Select the lines below containing the word "waveform".

>> Begin DATASET RECORDS

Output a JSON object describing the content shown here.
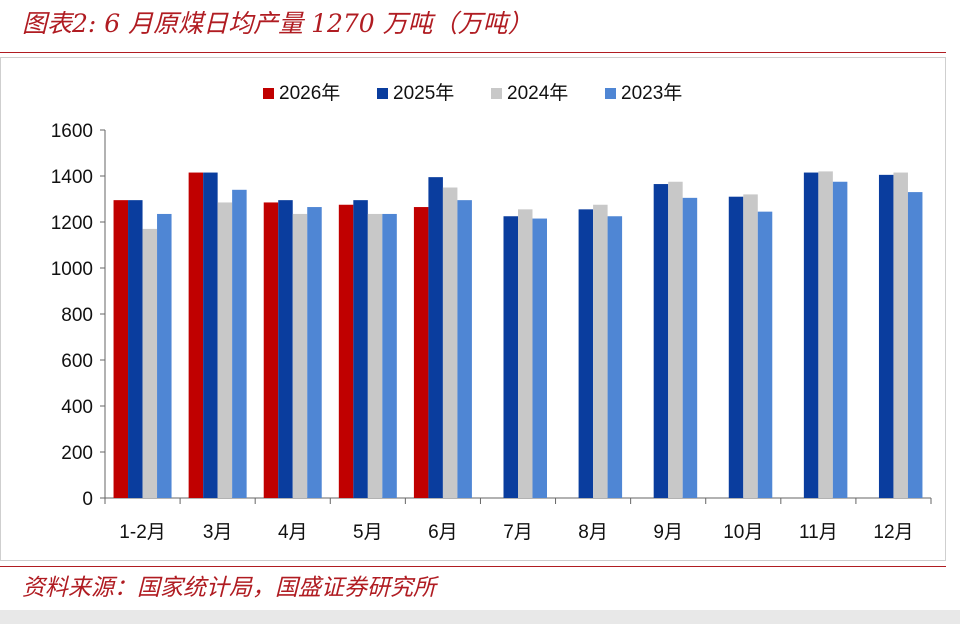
{
  "header": {
    "title": "图表2:  6 月原煤日均产量 1270 万吨（万吨）"
  },
  "footer": {
    "source": "资料来源：国家统计局，国盛证券研究所"
  },
  "chart_data": {
    "type": "bar",
    "title": "图表2:  6 月原煤日均产量 1270 万吨（万吨）",
    "xlabel": "",
    "ylabel": "",
    "ylim": [
      0,
      1600
    ],
    "yticks": [
      0,
      200,
      400,
      600,
      800,
      1000,
      1200,
      1400,
      1600
    ],
    "grid": false,
    "legend": "top-center",
    "categories": [
      "1-2月",
      "3月",
      "4月",
      "5月",
      "6月",
      "7月",
      "8月",
      "9月",
      "10月",
      "11月",
      "12月"
    ],
    "series": [
      {
        "name": "2026年",
        "color": "#c00000",
        "values": [
          1295,
          1415,
          1285,
          1275,
          1265,
          null,
          null,
          null,
          null,
          null,
          null
        ]
      },
      {
        "name": "2025年",
        "color": "#0a3d9e",
        "values": [
          1295,
          1415,
          1295,
          1295,
          1395,
          1225,
          1255,
          1365,
          1310,
          1415,
          1405
        ]
      },
      {
        "name": "2024年",
        "color": "#c8c8c8",
        "values": [
          1170,
          1285,
          1235,
          1235,
          1350,
          1255,
          1275,
          1375,
          1320,
          1420,
          1415
        ]
      },
      {
        "name": "2023年",
        "color": "#4f86d4",
        "values": [
          1235,
          1340,
          1265,
          1235,
          1295,
          1215,
          1225,
          1305,
          1245,
          1375,
          1330
        ]
      }
    ]
  }
}
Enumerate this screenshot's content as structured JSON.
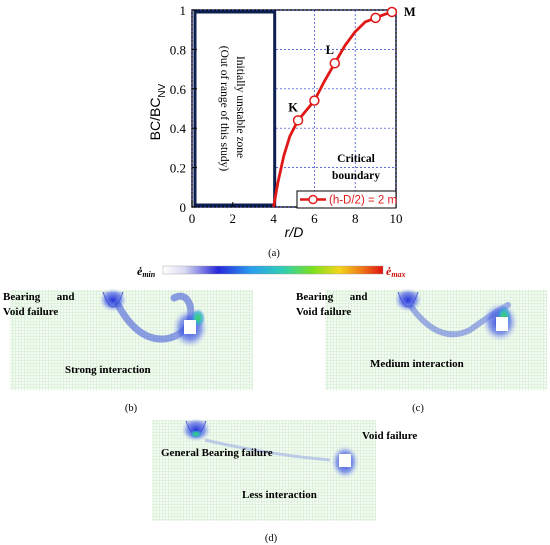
{
  "chart_data": {
    "type": "line",
    "xlabel": "r/D",
    "ylabel_main": "BC/BC",
    "ylabel_sub": "NV",
    "xlim": [
      0,
      10
    ],
    "ylim": [
      0,
      1
    ],
    "x_ticks": [
      "0",
      "2",
      "4",
      "6",
      "8",
      "10"
    ],
    "y_ticks": [
      "0",
      "0.2",
      "0.4",
      "0.6",
      "0.8",
      "1"
    ],
    "grid": true,
    "legend": "bottom-right",
    "series": [
      {
        "name": "(h-D/2) = 2 m",
        "color": "#e01818",
        "x": [
          4.0,
          4.2,
          4.5,
          4.8,
          5.2,
          5.6,
          6.0,
          6.5,
          7.0,
          7.5,
          8.0,
          8.5,
          9.0,
          9.5,
          10.0
        ],
        "y": [
          0.0,
          0.12,
          0.26,
          0.36,
          0.44,
          0.49,
          0.54,
          0.64,
          0.73,
          0.82,
          0.89,
          0.94,
          0.96,
          0.98,
          0.99
        ],
        "marked_points": [
          {
            "x": 5.2,
            "y": 0.44,
            "label": "K"
          },
          {
            "x": 6.0,
            "y": 0.54,
            "label": ""
          },
          {
            "x": 7.0,
            "y": 0.73,
            "label": "L"
          },
          {
            "x": 9.0,
            "y": 0.96,
            "label": ""
          },
          {
            "x": 9.8,
            "y": 0.99,
            "label": "M"
          }
        ]
      }
    ],
    "unstable_zone": {
      "x_from": 0,
      "x_to": 4.2,
      "line1": "Initially unstable zone",
      "line2": "(Out of range of this study)"
    },
    "boundary_label_line1": "Critical",
    "boundary_label_line2": "boundary",
    "panel_label": "(a)"
  },
  "colorbar": {
    "min_label": "ė",
    "min_sub": "min",
    "max_label": "ė",
    "max_sub": "max"
  },
  "panels": [
    {
      "id": "b",
      "label": "(b)",
      "text1": "Bearing      and",
      "text2": "Void failure",
      "text3": "Strong interaction"
    },
    {
      "id": "c",
      "label": "(c)",
      "text1": "Bearing      and",
      "text2": "Void failure",
      "text3": "Medium interaction"
    },
    {
      "id": "d",
      "label": "(d)",
      "text1": "General Bearing failure",
      "text2": "Void failure",
      "text3": "Less interaction"
    }
  ]
}
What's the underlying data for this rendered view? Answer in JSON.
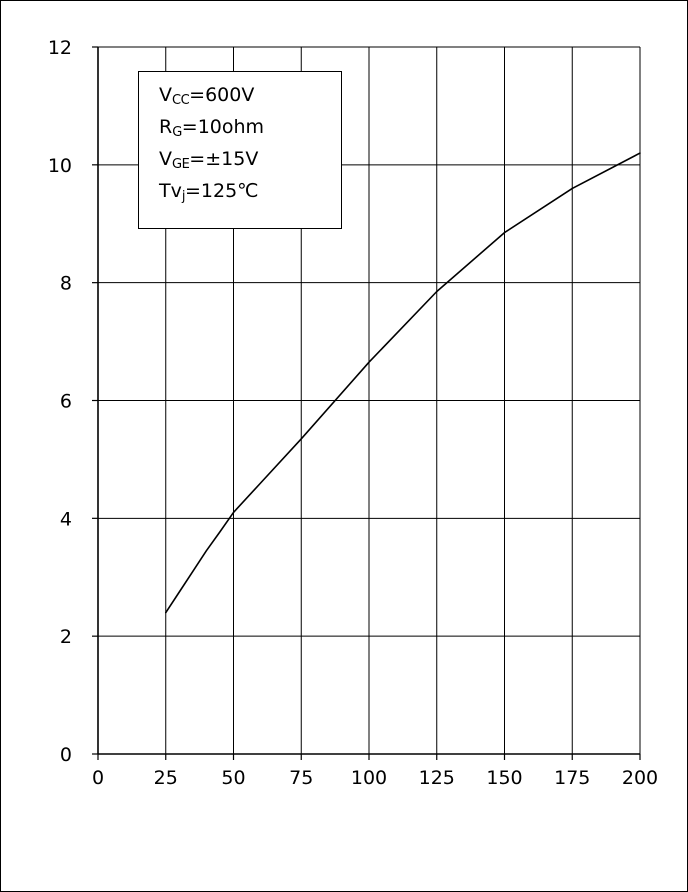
{
  "chart_data": {
    "type": "line",
    "title": "",
    "xlabel": "",
    "ylabel": "",
    "xlim": [
      0,
      200
    ],
    "ylim": [
      0,
      12
    ],
    "xticks": [
      0,
      25,
      50,
      75,
      100,
      125,
      150,
      175,
      200
    ],
    "yticks": [
      0,
      2,
      4,
      6,
      8,
      10,
      12
    ],
    "grid": true,
    "series": [
      {
        "x": [
          25,
          30,
          35,
          40,
          45,
          50,
          60,
          75,
          100,
          125,
          150,
          175,
          200
        ],
        "y": [
          2.4,
          2.75,
          3.1,
          3.45,
          3.77,
          4.1,
          4.6,
          5.35,
          6.65,
          7.85,
          8.85,
          9.6,
          10.2
        ]
      }
    ],
    "annotation": {
      "vcc": {
        "main": "V",
        "sub": "CC",
        "rest": "=600V"
      },
      "rg": {
        "main": "R",
        "sub": "G",
        "rest": "=10ohm"
      },
      "vge": {
        "main": "V",
        "sub": "GE",
        "rest": "=±15V"
      },
      "tvj": {
        "main": "Tv",
        "sub": "j",
        "rest": "=125℃"
      }
    },
    "colors": {
      "line": "#000000",
      "grid": "#000000",
      "background": "#ffffff"
    }
  }
}
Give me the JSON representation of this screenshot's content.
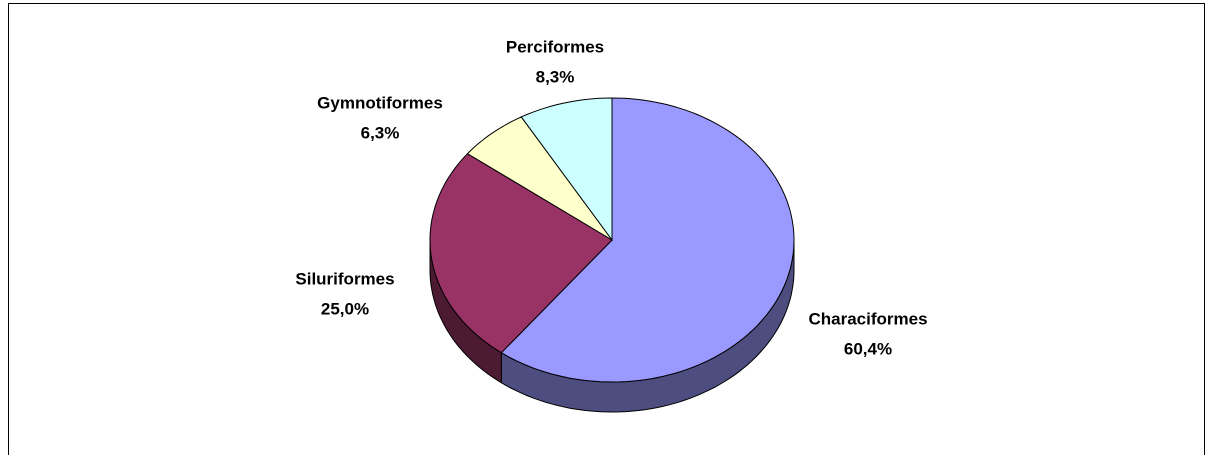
{
  "chart_data": {
    "type": "pie",
    "categories": [
      "Characiformes",
      "Siluriformes",
      "Gymnotiformes",
      "Perciformes"
    ],
    "values": [
      60.4,
      25.0,
      6.3,
      8.3
    ],
    "value_labels": [
      "60,4%",
      "25,0%",
      "6,3%",
      "8,3%"
    ],
    "colors": [
      "#9999ff",
      "#993366",
      "#ffffcc",
      "#ccffff"
    ],
    "side_colors": [
      "#4d4d80",
      "#4d1a33",
      "#808066",
      "#668080"
    ]
  }
}
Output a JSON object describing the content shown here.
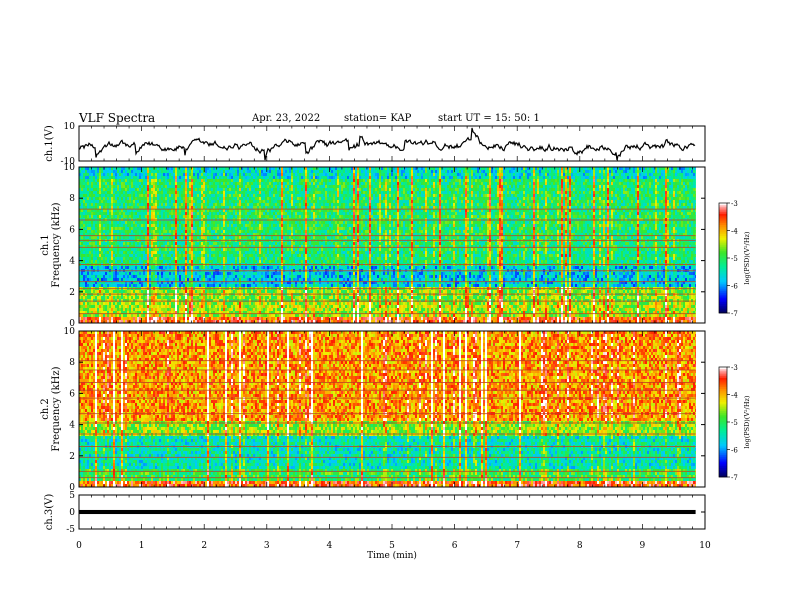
{
  "header": {
    "title": "VLF Spectra",
    "date": "Apr. 23, 2022",
    "station": "station= KAP",
    "start": "start  UT =   15: 50: 1"
  },
  "chart_data": [
    {
      "type": "line",
      "panel": "ch1-waveform",
      "ylabel": "ch.1(V)",
      "ylim": [
        -10,
        10
      ],
      "yticks": [
        "10",
        "-10"
      ],
      "xlim": [
        0,
        10
      ],
      "x_end": 9.85
    },
    {
      "type": "heatmap",
      "panel": "ch1-spectrogram",
      "ylabel_top": "ch.1",
      "ylabel": "Frequency (kHz)",
      "ylim": [
        0,
        10
      ],
      "yticks": [
        "0",
        "2",
        "4",
        "6",
        "8",
        "10"
      ],
      "xlim": [
        0,
        10
      ],
      "x_end": 9.85,
      "line_frequencies_khz": [
        0.6,
        1.4,
        1.85,
        2.2,
        2.65,
        3.35,
        3.75,
        4.85,
        5.3,
        5.6,
        6.6,
        7.3
      ],
      "colorbar": {
        "label": "log(PSD)(V²/Hz)",
        "range": [
          -7,
          -3
        ],
        "ticks": [
          "-3",
          "-4",
          "-5",
          "-6",
          "-7"
        ]
      }
    },
    {
      "type": "heatmap",
      "panel": "ch2-spectrogram",
      "ylabel_top": "ch.2",
      "ylabel": "Frequency (kHz)",
      "ylim": [
        0,
        10
      ],
      "yticks": [
        "0",
        "2",
        "4",
        "6",
        "8",
        "10"
      ],
      "xlim": [
        0,
        10
      ],
      "x_end": 9.85,
      "line_frequencies_khz": [
        0.6,
        1.0,
        1.9,
        2.6,
        3.4,
        4.1,
        4.7,
        5.7,
        6.2,
        6.7,
        7.5,
        8.1
      ],
      "colorbar": {
        "label": "log(PSD)(V²/Hz)",
        "range": [
          -7,
          -3
        ],
        "ticks": [
          "-3",
          "-4",
          "-5",
          "-6",
          "-7"
        ]
      }
    },
    {
      "type": "line",
      "panel": "ch3-waveform",
      "ylabel": "ch.3(V)",
      "ylim": [
        -5,
        5
      ],
      "yticks": [
        "5",
        "0",
        "-5"
      ],
      "xlim": [
        0,
        10
      ],
      "x_end": 9.85,
      "band": [
        -0.6,
        0.6
      ]
    }
  ],
  "xaxis": {
    "label": "Time (min)",
    "ticks": [
      "0",
      "1",
      "2",
      "3",
      "4",
      "5",
      "6",
      "7",
      "8",
      "9",
      "10"
    ]
  }
}
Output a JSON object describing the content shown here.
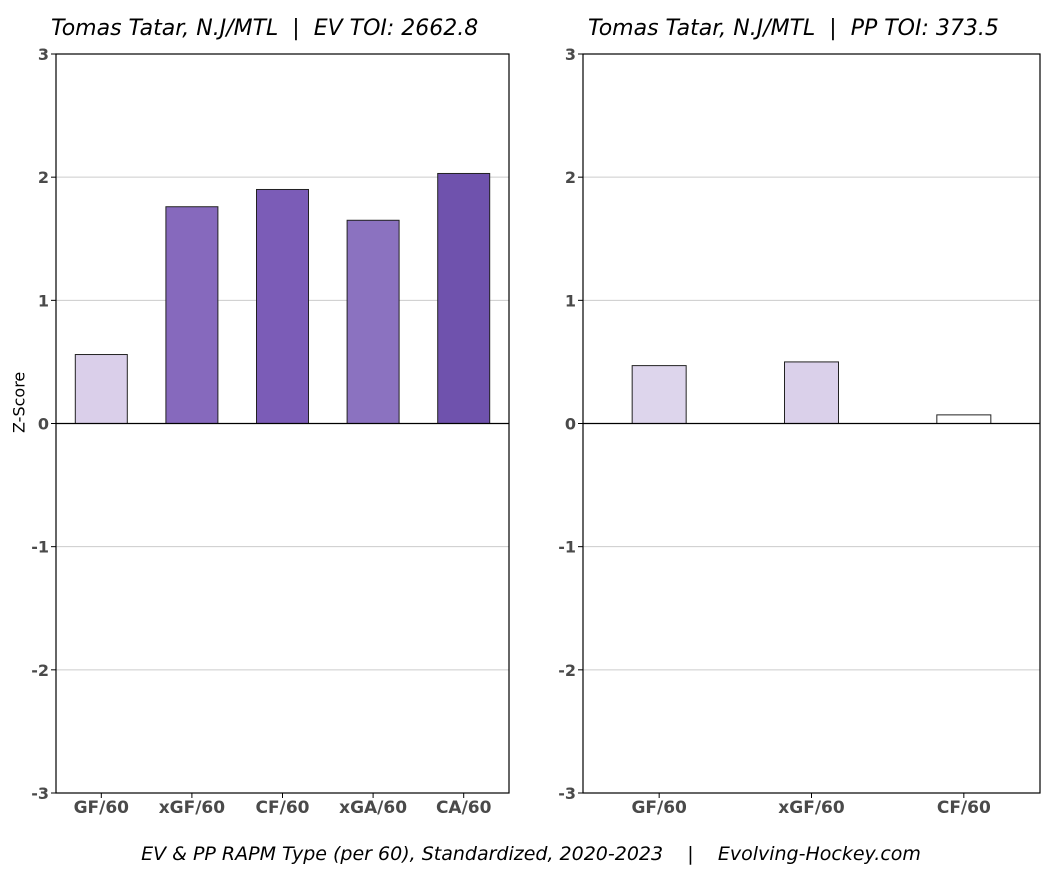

>> End DATASET RECORDS

**ANSWER TO THE PROBLEM**.
      "panel": "ch1-waveform",
      "panel": "ch3-waveform",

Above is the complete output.